DESCRIPTION OF THE TASK -
Only the pictures are left out: repeat the rest of the entries exactly.

GIVEN DATA -

--------------------

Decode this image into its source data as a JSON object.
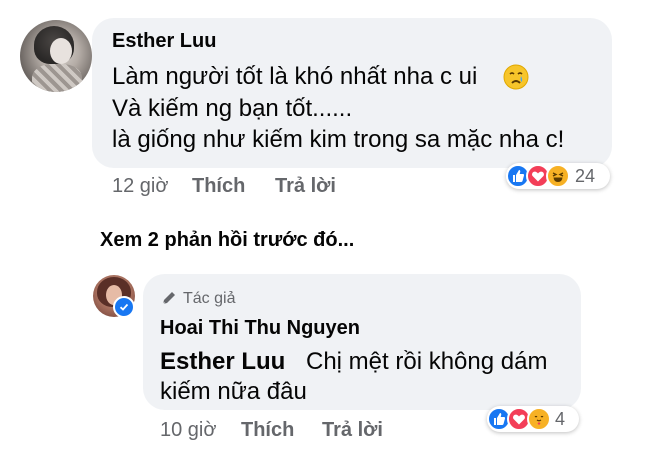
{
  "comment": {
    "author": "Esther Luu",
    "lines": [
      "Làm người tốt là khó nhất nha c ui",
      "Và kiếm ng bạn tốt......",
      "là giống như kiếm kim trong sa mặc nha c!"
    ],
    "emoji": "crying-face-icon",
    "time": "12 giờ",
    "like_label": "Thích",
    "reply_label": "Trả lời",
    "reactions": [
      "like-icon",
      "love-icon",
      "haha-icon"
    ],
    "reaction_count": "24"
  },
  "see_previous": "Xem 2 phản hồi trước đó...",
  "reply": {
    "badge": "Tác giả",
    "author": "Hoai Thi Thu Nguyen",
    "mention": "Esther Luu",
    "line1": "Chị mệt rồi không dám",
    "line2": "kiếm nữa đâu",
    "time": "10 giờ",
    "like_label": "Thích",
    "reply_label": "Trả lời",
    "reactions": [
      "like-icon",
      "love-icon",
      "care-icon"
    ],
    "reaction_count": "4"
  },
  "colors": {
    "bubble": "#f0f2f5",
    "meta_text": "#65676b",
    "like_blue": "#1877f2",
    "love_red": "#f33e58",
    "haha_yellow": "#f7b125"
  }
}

--------------------

WRITTEN SOLUTION -
Decode this image into its source data as a JSON object.
{
  "comment": {
    "author": "Esther Luu",
    "lines": [
      "Làm người tốt là khó nhất nha c ui",
      "Và kiếm ng bạn tốt......",
      "là giống như kiếm kim trong sa mặc nha c!"
    ],
    "emoji": "crying-face-icon",
    "time": "12 giờ",
    "like_label": "Thích",
    "reply_label": "Trả lời",
    "reactions": [
      "like-icon",
      "love-icon",
      "haha-icon"
    ],
    "reaction_count": "24"
  },
  "see_previous": "Xem 2 phản hồi trước đó...",
  "reply": {
    "badge": "Tác giả",
    "author": "Hoai Thi Thu Nguyen",
    "mention": "Esther Luu",
    "line1": "Chị mệt rồi không dám",
    "line2": "kiếm nữa đâu",
    "time": "10 giờ",
    "like_label": "Thích",
    "reply_label": "Trả lời",
    "reactions": [
      "like-icon",
      "love-icon",
      "care-icon"
    ],
    "reaction_count": "4"
  },
  "colors": {
    "bubble": "#f0f2f5",
    "meta_text": "#65676b",
    "like_blue": "#1877f2",
    "love_red": "#f33e58",
    "haha_yellow": "#f7b125"
  }
}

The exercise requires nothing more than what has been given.